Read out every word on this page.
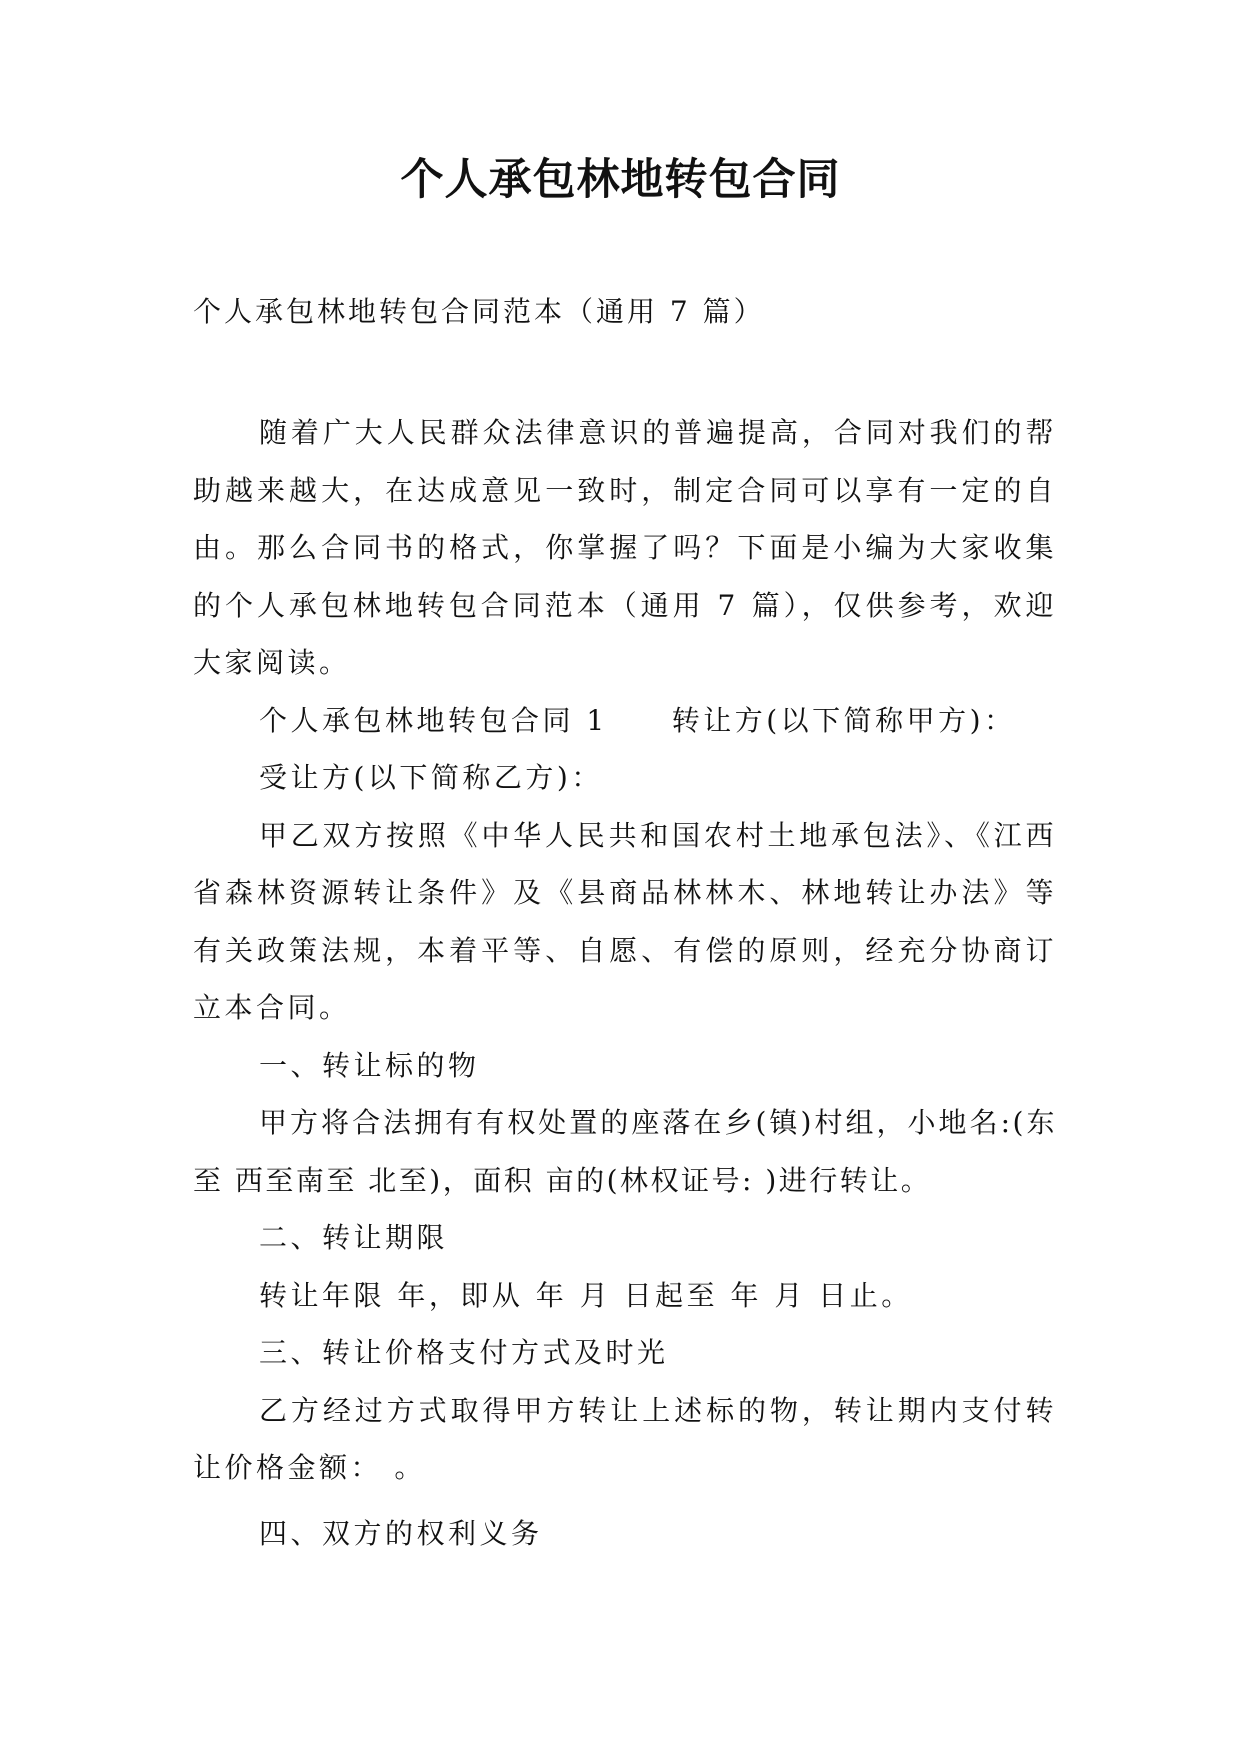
个人承包林地转包合同
个人承包林地转包合同范本（通用 7 篇）

随着广大人民群众法律意识的普遍提高，合同对我们的帮助越来越大，在达成意见一致时，制定合同可以享有一定的自由。那么合同书的格式，你掌握了吗？下面是小编为大家收集的个人承包林地转包合同范本（通用 7 篇），仅供参考，欢迎大家阅读。

个人承包林地转包合同 1 转让方(以下简称甲方)：

受让方(以下简称乙方)：

甲乙双方按照《中华人民共和国农村土地承包法》、《江西省森林资源转让条件》及《县商品林林木、林地转让办法》等有关政策法规，本着平等、自愿、有偿的原则，经充分协商订立本合同。

一、转让标的物

甲方将合法拥有有权处置的座落在乡(镇)村组，小地名:(东至 西至南至 北至)，面积 亩的(林权证号: )进行转让。

二、转让期限

转让年限 年，即从 年 月 日起至 年 月 日止。

三、转让价格支付方式及时光

乙方经过方式取得甲方转让上述标的物，转让期内支付转让价格金额： 。

四、双方的权利义务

=-=-=-=-=

Verbatim reproduction of every record is required; images are left out.

OUTPUT OF THE TASK:
Read out every word on this page.
个人承包林地转包合同
个人承包林地转包合同范本（通用 7 篇）

随着广大人民群众法律意识的普遍提高，合同对我们的帮助越来越大，在达成意见一致时，制定合同可以享有一定的自由。那么合同书的格式，你掌握了吗？下面是小编为大家收集的个人承包林地转包合同范本（通用 7 篇），仅供参考，欢迎大家阅读。

个人承包林地转包合同 1 转让方(以下简称甲方)：

受让方(以下简称乙方)：

甲乙双方按照《中华人民共和国农村土地承包法》、《江西省森林资源转让条件》及《县商品林林木、林地转让办法》等有关政策法规，本着平等、自愿、有偿的原则，经充分协商订立本合同。

一、转让标的物

甲方将合法拥有有权处置的座落在乡(镇)村组，小地名:(东至 西至南至 北至)，面积 亩的(林权证号: )进行转让。

二、转让期限

转让年限 年，即从 年 月 日起至 年 月 日止。

三、转让价格支付方式及时光

乙方经过方式取得甲方转让上述标的物，转让期内支付转让价格金额： 。

四、双方的权利义务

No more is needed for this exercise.